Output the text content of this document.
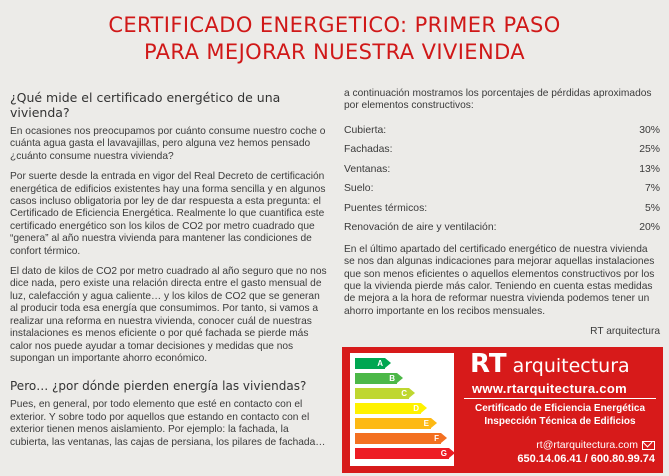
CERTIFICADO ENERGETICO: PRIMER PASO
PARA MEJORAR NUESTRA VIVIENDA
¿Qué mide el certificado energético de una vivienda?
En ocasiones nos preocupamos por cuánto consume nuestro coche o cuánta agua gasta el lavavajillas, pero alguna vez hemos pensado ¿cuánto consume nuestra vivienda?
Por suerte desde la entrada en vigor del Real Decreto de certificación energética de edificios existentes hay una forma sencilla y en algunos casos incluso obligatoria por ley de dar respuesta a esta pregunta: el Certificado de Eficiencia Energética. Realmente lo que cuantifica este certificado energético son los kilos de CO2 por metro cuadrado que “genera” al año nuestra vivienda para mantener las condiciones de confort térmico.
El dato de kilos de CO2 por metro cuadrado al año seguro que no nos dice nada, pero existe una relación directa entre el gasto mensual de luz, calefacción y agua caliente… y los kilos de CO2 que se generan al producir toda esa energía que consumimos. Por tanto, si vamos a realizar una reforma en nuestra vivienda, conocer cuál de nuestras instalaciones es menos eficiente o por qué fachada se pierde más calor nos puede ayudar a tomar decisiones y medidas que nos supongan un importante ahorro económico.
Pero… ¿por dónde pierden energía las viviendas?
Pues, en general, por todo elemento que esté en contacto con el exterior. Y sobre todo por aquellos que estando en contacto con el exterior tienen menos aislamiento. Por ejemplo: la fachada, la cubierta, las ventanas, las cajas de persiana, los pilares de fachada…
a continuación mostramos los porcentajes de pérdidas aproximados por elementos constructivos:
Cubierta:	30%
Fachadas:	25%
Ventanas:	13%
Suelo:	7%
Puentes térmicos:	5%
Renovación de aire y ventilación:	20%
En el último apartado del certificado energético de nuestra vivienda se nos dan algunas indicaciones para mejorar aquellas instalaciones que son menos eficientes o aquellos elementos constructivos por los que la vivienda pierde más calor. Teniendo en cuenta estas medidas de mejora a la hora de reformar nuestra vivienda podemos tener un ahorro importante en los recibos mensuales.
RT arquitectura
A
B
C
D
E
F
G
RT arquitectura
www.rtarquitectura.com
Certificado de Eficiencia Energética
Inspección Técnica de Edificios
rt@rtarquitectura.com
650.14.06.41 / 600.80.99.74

===

> **CHALLENGE**: The material above holds pictures; copy everything else in it exactly.

> **SOLUTION TO THIS TASK**:
Output the text content of this document.
CERTIFICADO ENERGETICO: PRIMER PASO
PARA MEJORAR NUESTRA VIVIENDA
¿Qué mide el certificado energético de una vivienda?
En ocasiones nos preocupamos por cuánto consume nuestro coche o cuánta agua gasta el lavavajillas, pero alguna vez hemos pensado ¿cuánto consume nuestra vivienda?
Por suerte desde la entrada en vigor del Real Decreto de certificación energética de edificios existentes hay una forma sencilla y en algunos casos incluso obligatoria por ley de dar respuesta a esta pregunta: el Certificado de Eficiencia Energética. Realmente lo que cuantifica este certificado energético son los kilos de CO2 por metro cuadrado que “genera” al año nuestra vivienda para mantener las condiciones de confort térmico.
El dato de kilos de CO2 por metro cuadrado al año seguro que no nos dice nada, pero existe una relación directa entre el gasto mensual de luz, calefacción y agua caliente… y los kilos de CO2 que se generan al producir toda esa energía que consumimos. Por tanto, si vamos a realizar una reforma en nuestra vivienda, conocer cuál de nuestras instalaciones es menos eficiente o por qué fachada se pierde más calor nos puede ayudar a tomar decisiones y medidas que nos supongan un importante ahorro económico.
Pero… ¿por dónde pierden energía las viviendas?
Pues, en general, por todo elemento que esté en contacto con el exterior. Y sobre todo por aquellos que estando en contacto con el exterior tienen menos aislamiento. Por ejemplo: la fachada, la cubierta, las ventanas, las cajas de persiana, los pilares de fachada…
a continuación mostramos los porcentajes de pérdidas aproximados por elementos constructivos:
Cubierta:	30%
Fachadas:	25%
Ventanas:	13%
Suelo:	7%
Puentes térmicos:	5%
Renovación de aire y ventilación:	20%
En el último apartado del certificado energético de nuestra vivienda se nos dan algunas indicaciones para mejorar aquellas instalaciones que son menos eficientes o aquellos elementos constructivos por los que la vivienda pierde más calor. Teniendo en cuenta estas medidas de mejora a la hora de reformar nuestra vivienda podemos tener un ahorro importante en los recibos mensuales.
RT arquitectura
A
B
C
D
E
F
G
RT arquitectura
www.rtarquitectura.com
Certificado de Eficiencia Energética
Inspección Técnica de Edificios
rt@rtarquitectura.com
650.14.06.41 / 600.80.99.74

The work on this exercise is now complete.